Czy możesz przepisać wszystkie poniższe wiersze bez żadnych zmian, pomijając jedynie obrazy?

§ **WIERSZE ZBIORU DANYCH**
━━━━━━━━━━━━━━━━

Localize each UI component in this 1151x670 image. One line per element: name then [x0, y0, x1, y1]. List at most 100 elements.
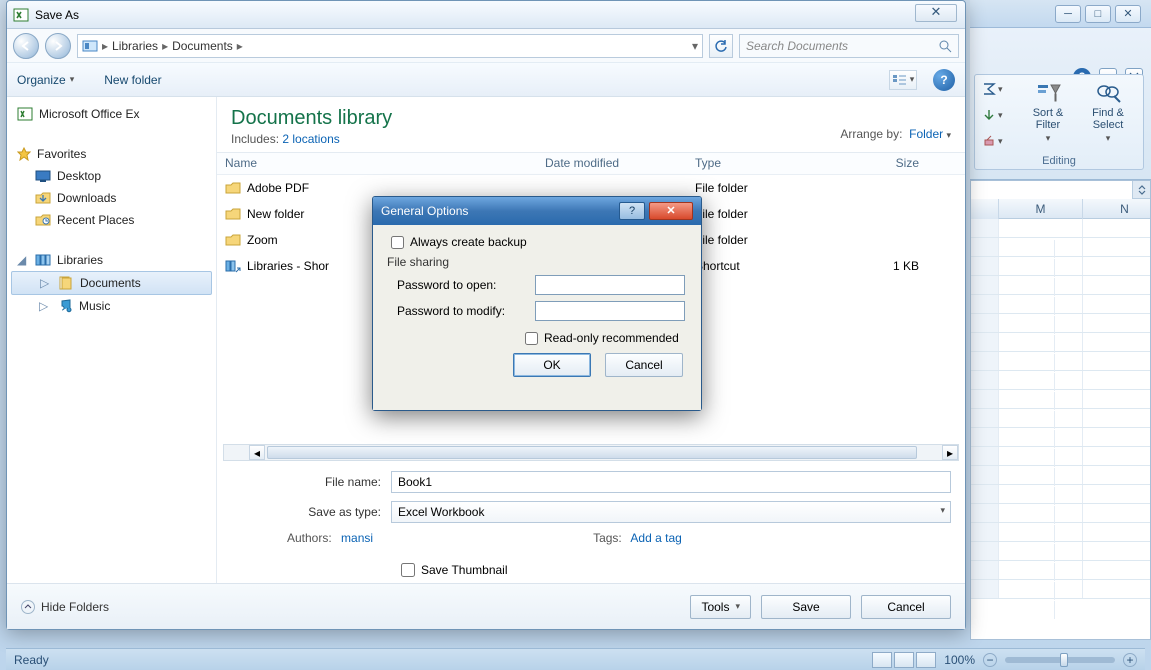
excel-window-controls: ─ □ ✕	[970, 0, 1151, 28]
fill-button[interactable]: ▾	[979, 105, 1013, 125]
collapse-icon[interactable]: ◢	[17, 253, 29, 267]
dialog-title: Save As	[35, 8, 79, 22]
col-date[interactable]: Date modified	[537, 153, 687, 174]
ribbon-area: ? ─ ▾ ▾ ▾ Sor	[970, 28, 1151, 180]
excel-file-icon	[17, 107, 33, 121]
scroll-left-button[interactable]: ◂	[249, 445, 265, 460]
view-options-button[interactable]: ▾	[889, 70, 917, 90]
select-all-corner[interactable]	[971, 199, 999, 219]
scroll-thumb[interactable]	[267, 446, 917, 459]
maximize-button[interactable]: □	[1085, 5, 1111, 23]
refresh-button[interactable]	[709, 34, 733, 58]
expand-formula-bar-button[interactable]	[1132, 181, 1150, 199]
normal-view-button[interactable]	[872, 652, 892, 668]
editing-group-label: Editing	[975, 155, 1143, 167]
page-layout-view-button[interactable]	[894, 652, 914, 668]
nav-row: ▸ Libraries ▸ Documents ▸ ▾ Search Docum…	[7, 29, 965, 63]
page-break-view-button[interactable]	[916, 652, 936, 668]
nav-favorites[interactable]: Favorites	[11, 143, 212, 165]
expand-icon[interactable]: ▷	[40, 276, 52, 290]
column-headers: M N	[971, 199, 1150, 219]
history-dropdown-icon[interactable]: ▾	[692, 39, 698, 53]
music-icon	[57, 299, 73, 313]
modal-title: General Options	[381, 204, 468, 218]
chevron-down-icon: ▾	[940, 505, 945, 516]
cancel-button[interactable]: Cancel	[861, 595, 951, 619]
general-options-dialog: General Options ? ✕ Always create backup…	[372, 196, 702, 411]
shortcut-icon	[225, 258, 241, 274]
nav-desktop[interactable]: Desktop	[11, 165, 212, 187]
nav-office-templates[interactable]: Microsoft Office Ex	[11, 103, 212, 125]
modal-help-button[interactable]: ?	[619, 202, 645, 220]
nav-recent-places[interactable]: Recent Places	[11, 209, 212, 231]
forward-button[interactable]	[45, 33, 71, 59]
toolbar-row: Organize ▾ New folder ▾ ?	[7, 63, 965, 97]
authors-value[interactable]: mansi	[341, 531, 373, 545]
find-select-button[interactable]: Find & Select ▾	[1083, 79, 1133, 144]
tags-value[interactable]: Add a tag	[630, 531, 681, 545]
help-button[interactable]: ?	[933, 69, 955, 91]
chevron-right-icon: ▸	[102, 39, 108, 53]
star-icon	[17, 147, 31, 161]
view-mode-buttons	[872, 652, 936, 668]
filename-input[interactable]	[391, 471, 951, 493]
tools-button[interactable]: Tools▾	[690, 595, 751, 619]
readonly-label: Read-only recommended	[544, 331, 679, 345]
search-icon	[938, 39, 952, 53]
password-modify-input[interactable]	[535, 301, 685, 321]
excel-icon	[13, 7, 29, 23]
new-folder-label: New folder	[104, 73, 161, 87]
col-name[interactable]: Name	[217, 153, 537, 174]
zoom-out-button[interactable]: −	[983, 653, 997, 667]
filename-label: File name:	[231, 475, 391, 489]
readonly-checkbox[interactable]	[525, 332, 538, 345]
autosum-button[interactable]: ▾	[979, 79, 1013, 99]
sort-filter-button[interactable]: Sort & Filter ▾	[1023, 79, 1073, 144]
save-button[interactable]: Save	[761, 595, 851, 619]
scroll-right-button[interactable]: ▸	[942, 445, 958, 460]
password-open-label: Password to open:	[397, 278, 527, 292]
nav-libraries[interactable]: ◢ Libraries	[11, 249, 212, 271]
hide-folders-button[interactable]: Hide Folders	[21, 600, 109, 614]
new-folder-button[interactable]: New folder	[104, 73, 161, 87]
modal-cancel-button[interactable]: Cancel	[605, 353, 683, 377]
modal-close-button[interactable]: ✕	[649, 202, 693, 220]
zoom-in-button[interactable]: +	[1123, 653, 1137, 667]
close-window-button[interactable]: ✕	[1115, 5, 1141, 23]
dialog-close-button[interactable]: ✕	[915, 4, 957, 22]
search-input[interactable]: Search Documents	[739, 34, 959, 58]
column-header-m[interactable]: M	[999, 199, 1083, 219]
col-size[interactable]: Size	[827, 153, 927, 174]
savetype-select[interactable]	[391, 501, 951, 523]
column-header-n[interactable]: N	[1083, 199, 1151, 219]
horizontal-scrollbar[interactable]: ◂ ▸	[223, 444, 959, 461]
nav-music[interactable]: ▷ Music	[11, 295, 212, 317]
always-backup-label: Always create backup	[410, 235, 527, 249]
clear-button[interactable]: ▾	[979, 131, 1013, 151]
modal-titlebar[interactable]: General Options ? ✕	[373, 197, 701, 225]
nav-downloads[interactable]: Downloads	[11, 187, 212, 209]
ok-button[interactable]: OK	[513, 353, 591, 377]
arrange-value[interactable]: Folder ▾	[909, 127, 951, 141]
includes-link[interactable]: 2 locations	[282, 132, 339, 146]
dialog-titlebar[interactable]: Save As ✕	[7, 1, 965, 29]
documents-icon	[58, 276, 74, 290]
breadcrumb[interactable]: ▸ Libraries ▸ Documents ▸ ▾	[77, 34, 703, 58]
breadcrumb-documents[interactable]: Documents	[172, 39, 233, 53]
tags-label: Tags:	[593, 531, 622, 545]
breadcrumb-libraries[interactable]: Libraries	[112, 39, 158, 53]
col-type[interactable]: Type	[687, 153, 827, 174]
zoom-level[interactable]: 100%	[944, 653, 975, 667]
always-backup-checkbox[interactable]	[391, 236, 404, 249]
savetype-label: Save as type:	[231, 505, 391, 519]
save-thumbnail-checkbox[interactable]	[401, 563, 415, 577]
zoom-slider[interactable]	[1005, 657, 1115, 663]
organize-button[interactable]: Organize ▾	[17, 73, 74, 87]
minimize-button[interactable]: ─	[1055, 5, 1081, 23]
password-open-input[interactable]	[535, 275, 685, 295]
expand-icon[interactable]: ▷	[39, 299, 51, 313]
zoom-slider-knob[interactable]	[1060, 653, 1068, 667]
nav-documents[interactable]: ▷ Documents	[11, 271, 212, 295]
back-button[interactable]	[13, 33, 39, 59]
spreadsheet-grid[interactable]: M N	[970, 180, 1151, 640]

━━━━━━━━━━━━━━━━

§ **PEŁNA ODPOWIEDŹ**
Localize each UI component in this 1151x670 image. One line per element: name then [x0, y0, x1, y1]. List at most 100 elements.
excel-window-controls: ─ □ ✕	[970, 0, 1151, 28]
fill-button[interactable]: ▾	[979, 105, 1013, 125]
collapse-icon[interactable]: ◢	[17, 253, 29, 267]
dialog-title: Save As	[35, 8, 79, 22]
col-date[interactable]: Date modified	[537, 153, 687, 174]
ribbon-area: ? ─ ▾ ▾ ▾ Sor	[970, 28, 1151, 180]
excel-file-icon	[17, 107, 33, 121]
scroll-left-button[interactable]: ◂	[249, 445, 265, 460]
view-options-button[interactable]: ▾	[889, 70, 917, 90]
select-all-corner[interactable]	[971, 199, 999, 219]
scroll-thumb[interactable]	[267, 446, 917, 459]
maximize-button[interactable]: □	[1085, 5, 1111, 23]
refresh-button[interactable]	[709, 34, 733, 58]
expand-formula-bar-button[interactable]	[1132, 181, 1150, 199]
normal-view-button[interactable]	[872, 652, 892, 668]
editing-group-label: Editing	[975, 155, 1143, 167]
page-layout-view-button[interactable]	[894, 652, 914, 668]
nav-row: ▸ Libraries ▸ Documents ▸ ▾ Search Docum…	[7, 29, 965, 63]
page-break-view-button[interactable]	[916, 652, 936, 668]
nav-favorites[interactable]: Favorites	[11, 143, 212, 165]
expand-icon[interactable]: ▷	[40, 276, 52, 290]
column-headers: M N	[971, 199, 1150, 219]
history-dropdown-icon[interactable]: ▾	[692, 39, 698, 53]
music-icon	[57, 299, 73, 313]
modal-title: General Options	[381, 204, 468, 218]
chevron-down-icon: ▾	[940, 505, 945, 516]
cancel-button[interactable]: Cancel	[861, 595, 951, 619]
general-options-dialog: General Options ? ✕ Always create backup…	[372, 196, 702, 411]
shortcut-icon	[225, 258, 241, 274]
nav-desktop[interactable]: Desktop	[11, 165, 212, 187]
nav-office-templates[interactable]: Microsoft Office Ex	[11, 103, 212, 125]
modal-help-button[interactable]: ?	[619, 202, 645, 220]
nav-recent-places[interactable]: Recent Places	[11, 209, 212, 231]
forward-button[interactable]	[45, 33, 71, 59]
toolbar-row: Organize ▾ New folder ▾ ?	[7, 63, 965, 97]
authors-value[interactable]: mansi	[341, 531, 373, 545]
find-select-button[interactable]: Find & Select ▾	[1083, 79, 1133, 144]
tags-value[interactable]: Add a tag	[630, 531, 681, 545]
help-button[interactable]: ?	[933, 69, 955, 91]
chevron-right-icon: ▸	[102, 39, 108, 53]
star-icon	[17, 147, 31, 161]
view-mode-buttons	[872, 652, 936, 668]
filename-input[interactable]	[391, 471, 951, 493]
tools-button[interactable]: Tools▾	[690, 595, 751, 619]
readonly-label: Read-only recommended	[544, 331, 679, 345]
search-icon	[938, 39, 952, 53]
password-modify-input[interactable]	[535, 301, 685, 321]
excel-icon	[13, 7, 29, 23]
new-folder-label: New folder	[104, 73, 161, 87]
col-name[interactable]: Name	[217, 153, 537, 174]
zoom-out-button[interactable]: −	[983, 653, 997, 667]
filename-label: File name:	[231, 475, 391, 489]
readonly-checkbox[interactable]	[525, 332, 538, 345]
autosum-button[interactable]: ▾	[979, 79, 1013, 99]
sort-filter-button[interactable]: Sort & Filter ▾	[1023, 79, 1073, 144]
save-button[interactable]: Save	[761, 595, 851, 619]
scroll-right-button[interactable]: ▸	[942, 445, 958, 460]
password-open-label: Password to open:	[397, 278, 527, 292]
nav-libraries[interactable]: ◢ Libraries	[11, 249, 212, 271]
hide-folders-button[interactable]: Hide Folders	[21, 600, 109, 614]
new-folder-button[interactable]: New folder	[104, 73, 161, 87]
modal-cancel-button[interactable]: Cancel	[605, 353, 683, 377]
modal-close-button[interactable]: ✕	[649, 202, 693, 220]
zoom-in-button[interactable]: +	[1123, 653, 1137, 667]
close-window-button[interactable]: ✕	[1115, 5, 1141, 23]
dialog-close-button[interactable]: ✕	[915, 4, 957, 22]
search-input[interactable]: Search Documents	[739, 34, 959, 58]
column-header-m[interactable]: M	[999, 199, 1083, 219]
col-size[interactable]: Size	[827, 153, 927, 174]
savetype-select[interactable]	[391, 501, 951, 523]
column-header-n[interactable]: N	[1083, 199, 1151, 219]
horizontal-scrollbar[interactable]: ◂ ▸	[223, 444, 959, 461]
nav-music[interactable]: ▷ Music	[11, 295, 212, 317]
always-backup-label: Always create backup	[410, 235, 527, 249]
clear-button[interactable]: ▾	[979, 131, 1013, 151]
modal-titlebar[interactable]: General Options ? ✕	[373, 197, 701, 225]
nav-downloads[interactable]: Downloads	[11, 187, 212, 209]
ok-button[interactable]: OK	[513, 353, 591, 377]
arrange-value[interactable]: Folder ▾	[909, 127, 951, 141]
includes-link[interactable]: 2 locations	[282, 132, 339, 146]
dialog-titlebar[interactable]: Save As ✕	[7, 1, 965, 29]
documents-icon	[58, 276, 74, 290]
breadcrumb[interactable]: ▸ Libraries ▸ Documents ▸ ▾	[77, 34, 703, 58]
breadcrumb-documents[interactable]: Documents	[172, 39, 233, 53]
tags-label: Tags:	[593, 531, 622, 545]
breadcrumb-libraries[interactable]: Libraries	[112, 39, 158, 53]
col-type[interactable]: Type	[687, 153, 827, 174]
zoom-level[interactable]: 100%	[944, 653, 975, 667]
always-backup-checkbox[interactable]	[391, 236, 404, 249]
savetype-label: Save as type:	[231, 505, 391, 519]
save-thumbnail-checkbox[interactable]	[401, 563, 415, 577]
zoom-slider[interactable]	[1005, 657, 1115, 663]
organize-button[interactable]: Organize ▾	[17, 73, 74, 87]
minimize-button[interactable]: ─	[1055, 5, 1081, 23]
password-open-input[interactable]	[535, 275, 685, 295]
expand-icon[interactable]: ▷	[39, 299, 51, 313]
zoom-slider-knob[interactable]	[1060, 653, 1068, 667]
nav-documents[interactable]: ▷ Documents	[11, 271, 212, 295]
back-button[interactable]	[13, 33, 39, 59]
spreadsheet-grid[interactable]: M N	[970, 180, 1151, 640]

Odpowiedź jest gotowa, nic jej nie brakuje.